● Exercise: Transcribe the records underneath word for word, and leave no line out.

● Task material:
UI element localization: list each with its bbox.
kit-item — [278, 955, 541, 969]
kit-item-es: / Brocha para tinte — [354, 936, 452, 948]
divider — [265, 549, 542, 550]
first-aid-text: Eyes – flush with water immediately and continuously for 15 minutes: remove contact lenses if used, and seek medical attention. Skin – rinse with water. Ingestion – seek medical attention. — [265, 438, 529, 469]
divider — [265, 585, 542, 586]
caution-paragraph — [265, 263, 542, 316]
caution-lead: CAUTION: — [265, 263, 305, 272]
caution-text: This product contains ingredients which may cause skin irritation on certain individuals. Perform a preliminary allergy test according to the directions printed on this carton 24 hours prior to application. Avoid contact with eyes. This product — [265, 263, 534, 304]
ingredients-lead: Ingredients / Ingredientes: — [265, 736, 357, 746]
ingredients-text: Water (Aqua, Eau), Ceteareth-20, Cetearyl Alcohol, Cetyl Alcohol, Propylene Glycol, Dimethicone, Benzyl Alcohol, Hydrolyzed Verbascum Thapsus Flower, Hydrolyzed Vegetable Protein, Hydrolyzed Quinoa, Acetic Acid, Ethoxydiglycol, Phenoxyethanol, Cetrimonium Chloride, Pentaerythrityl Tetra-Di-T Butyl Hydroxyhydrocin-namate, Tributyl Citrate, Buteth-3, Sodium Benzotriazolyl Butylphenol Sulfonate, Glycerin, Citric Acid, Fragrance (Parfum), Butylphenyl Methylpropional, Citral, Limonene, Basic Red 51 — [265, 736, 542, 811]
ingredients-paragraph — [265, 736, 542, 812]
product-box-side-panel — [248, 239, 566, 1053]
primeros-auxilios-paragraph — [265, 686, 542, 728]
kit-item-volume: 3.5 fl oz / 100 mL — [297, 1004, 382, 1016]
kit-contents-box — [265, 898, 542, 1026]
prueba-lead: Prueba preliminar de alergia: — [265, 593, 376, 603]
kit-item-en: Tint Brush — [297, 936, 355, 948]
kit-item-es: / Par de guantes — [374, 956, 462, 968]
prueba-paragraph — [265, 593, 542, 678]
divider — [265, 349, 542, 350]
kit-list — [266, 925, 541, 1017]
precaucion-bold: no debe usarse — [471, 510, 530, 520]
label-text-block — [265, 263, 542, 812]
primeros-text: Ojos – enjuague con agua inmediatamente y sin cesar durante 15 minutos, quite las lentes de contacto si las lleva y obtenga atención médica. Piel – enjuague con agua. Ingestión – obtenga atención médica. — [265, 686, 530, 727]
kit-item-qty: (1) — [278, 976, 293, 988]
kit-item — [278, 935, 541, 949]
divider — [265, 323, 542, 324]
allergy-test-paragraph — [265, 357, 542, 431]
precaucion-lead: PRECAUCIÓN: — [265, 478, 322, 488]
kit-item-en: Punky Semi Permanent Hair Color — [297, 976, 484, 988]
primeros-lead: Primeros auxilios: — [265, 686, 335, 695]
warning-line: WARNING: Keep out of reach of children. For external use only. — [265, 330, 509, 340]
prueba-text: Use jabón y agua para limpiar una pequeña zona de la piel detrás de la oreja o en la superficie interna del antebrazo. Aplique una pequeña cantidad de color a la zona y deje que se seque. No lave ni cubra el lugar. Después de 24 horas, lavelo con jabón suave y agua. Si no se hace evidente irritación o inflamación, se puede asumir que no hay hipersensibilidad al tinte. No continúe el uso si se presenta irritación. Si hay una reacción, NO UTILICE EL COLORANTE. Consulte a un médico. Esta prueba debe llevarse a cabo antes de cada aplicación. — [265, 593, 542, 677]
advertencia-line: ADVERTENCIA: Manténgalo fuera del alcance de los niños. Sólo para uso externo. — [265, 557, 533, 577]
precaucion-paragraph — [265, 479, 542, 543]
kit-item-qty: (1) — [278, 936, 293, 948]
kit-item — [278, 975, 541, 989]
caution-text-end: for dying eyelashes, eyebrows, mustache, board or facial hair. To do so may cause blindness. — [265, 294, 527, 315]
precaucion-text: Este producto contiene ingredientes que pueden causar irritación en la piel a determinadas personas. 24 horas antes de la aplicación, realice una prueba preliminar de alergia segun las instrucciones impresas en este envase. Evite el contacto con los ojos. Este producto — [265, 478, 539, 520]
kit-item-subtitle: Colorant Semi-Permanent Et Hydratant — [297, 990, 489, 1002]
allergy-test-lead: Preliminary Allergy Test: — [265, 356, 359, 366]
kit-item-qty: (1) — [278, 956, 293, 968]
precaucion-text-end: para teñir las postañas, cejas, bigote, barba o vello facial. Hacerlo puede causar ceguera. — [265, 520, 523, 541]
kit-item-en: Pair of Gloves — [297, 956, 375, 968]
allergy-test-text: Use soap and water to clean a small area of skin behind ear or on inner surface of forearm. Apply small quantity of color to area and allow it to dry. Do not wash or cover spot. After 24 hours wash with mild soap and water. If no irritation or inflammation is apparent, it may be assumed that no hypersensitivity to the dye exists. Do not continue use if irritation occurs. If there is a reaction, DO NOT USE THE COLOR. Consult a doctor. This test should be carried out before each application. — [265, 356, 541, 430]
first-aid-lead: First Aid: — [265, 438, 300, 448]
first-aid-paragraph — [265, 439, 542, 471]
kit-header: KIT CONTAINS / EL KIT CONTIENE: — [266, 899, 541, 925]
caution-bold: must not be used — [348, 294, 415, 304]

● Task output:
UI element localization: list each with its bbox.
kit-item — [278, 955, 541, 969]
kit-item-es: / Brocha para tinte — [354, 936, 452, 948]
divider — [265, 549, 542, 550]
first-aid-text: Eyes – flush with water immediately and continuously for 15 minutes: remove contact lenses if used, and seek medical attention. Skin – rinse with water. Ingestion – seek medical attention. — [265, 438, 529, 469]
divider — [265, 585, 542, 586]
caution-paragraph — [265, 263, 542, 316]
caution-lead: CAUTION: — [265, 263, 305, 272]
caution-text: This product contains ingredients which may cause skin irritation on certain individuals. Perform a preliminary allergy test according to the directions printed on this carton 24 hours prior to application. Avoid contact with eyes. This product — [265, 263, 534, 304]
ingredients-lead: Ingredients / Ingredientes: — [265, 736, 357, 746]
ingredients-text: Water (Aqua, Eau), Ceteareth-20, Cetearyl Alcohol, Cetyl Alcohol, Propylene Glycol, Dimethicone, Benzyl Alcohol, Hydrolyzed Verbascum Thapsus Flower, Hydrolyzed Vegetable Protein, Hydrolyzed Quinoa, Acetic Acid, Ethoxydiglycol, Phenoxyethanol, Cetrimonium Chloride, Pentaerythrityl Tetra-Di-T Butyl Hydroxyhydrocin-namate, Tributyl Citrate, Buteth-3, Sodium Benzotriazolyl Butylphenol Sulfonate, Glycerin, Citric Acid, Fragrance (Parfum), Butylphenyl Methylpropional, Citral, Limonene, Basic Red 51 — [265, 736, 542, 811]
ingredients-paragraph — [265, 736, 542, 812]
product-box-side-panel — [248, 239, 566, 1053]
primeros-auxilios-paragraph — [265, 686, 542, 728]
kit-item-volume: 3.5 fl oz / 100 mL — [297, 1004, 382, 1016]
kit-contents-box — [265, 898, 542, 1026]
prueba-lead: Prueba preliminar de alergia: — [265, 593, 376, 603]
kit-item-en: Tint Brush — [297, 936, 355, 948]
kit-item-es: / Par de guantes — [374, 956, 462, 968]
prueba-paragraph — [265, 593, 542, 678]
divider — [265, 349, 542, 350]
kit-list — [266, 925, 541, 1017]
precaucion-bold: no debe usarse — [471, 510, 530, 520]
label-text-block — [265, 263, 542, 812]
primeros-text: Ojos – enjuague con agua inmediatamente y sin cesar durante 15 minutos, quite las lentes de contacto si las lleva y obtenga atención médica. Piel – enjuague con agua. Ingestión – obtenga atención médica. — [265, 686, 530, 727]
kit-item-qty: (1) — [278, 976, 293, 988]
kit-item — [278, 935, 541, 949]
divider — [265, 323, 542, 324]
allergy-test-paragraph — [265, 357, 542, 431]
precaucion-lead: PRECAUCIÓN: — [265, 478, 322, 488]
kit-item-en: Punky Semi Permanent Hair Color — [297, 976, 484, 988]
primeros-lead: Primeros auxilios: — [265, 686, 335, 695]
warning-line: WARNING: Keep out of reach of children. For external use only. — [265, 330, 509, 340]
prueba-text: Use jabón y agua para limpiar una pequeña zona de la piel detrás de la oreja o en la superficie interna del antebrazo. Aplique una pequeña cantidad de color a la zona y deje que se seque. No lave ni cubra el lugar. Después de 24 horas, lavelo con jabón suave y agua. Si no se hace evidente irritación o inflamación, se puede asumir que no hay hipersensibilidad al tinte. No continúe el uso si se presenta irritación. Si hay una reacción, NO UTILICE EL COLORANTE. Consulte a un médico. Esta prueba debe llevarse a cabo antes de cada aplicación. — [265, 593, 542, 677]
advertencia-line: ADVERTENCIA: Manténgalo fuera del alcance de los niños. Sólo para uso externo. — [265, 557, 533, 577]
precaucion-paragraph — [265, 479, 542, 543]
kit-item-qty: (1) — [278, 936, 293, 948]
kit-item — [278, 975, 541, 989]
caution-text-end: for dying eyelashes, eyebrows, mustache, board or facial hair. To do so may cause blindness. — [265, 294, 527, 315]
precaucion-text: Este producto contiene ingredientes que pueden causar irritación en la piel a determinadas personas. 24 horas antes de la aplicación, realice una prueba preliminar de alergia segun las instrucciones impresas en este envase. Evite el contacto con los ojos. Este producto — [265, 478, 539, 520]
kit-item-subtitle: Colorant Semi-Permanent Et Hydratant — [297, 990, 489, 1002]
allergy-test-lead: Preliminary Allergy Test: — [265, 356, 359, 366]
kit-item-qty: (1) — [278, 956, 293, 968]
precaucion-text-end: para teñir las postañas, cejas, bigote, barba o vello facial. Hacerlo puede causar ceguera. — [265, 520, 523, 541]
kit-item-en: Pair of Gloves — [297, 956, 375, 968]
allergy-test-text: Use soap and water to clean a small area of skin behind ear or on inner surface of forearm. Apply small quantity of color to area and allow it to dry. Do not wash or cover spot. After 24 hours wash with mild soap and water. If no irritation or inflammation is apparent, it may be assumed that no hypersensitivity to the dye exists. Do not continue use if irritation occurs. If there is a reaction, DO NOT USE THE COLOR. Consult a doctor. This test should be carried out before each application. — [265, 356, 541, 430]
first-aid-lead: First Aid: — [265, 438, 300, 448]
first-aid-paragraph — [265, 439, 542, 471]
kit-header: KIT CONTAINS / EL KIT CONTIENE: — [266, 899, 541, 925]
caution-bold: must not be used — [348, 294, 415, 304]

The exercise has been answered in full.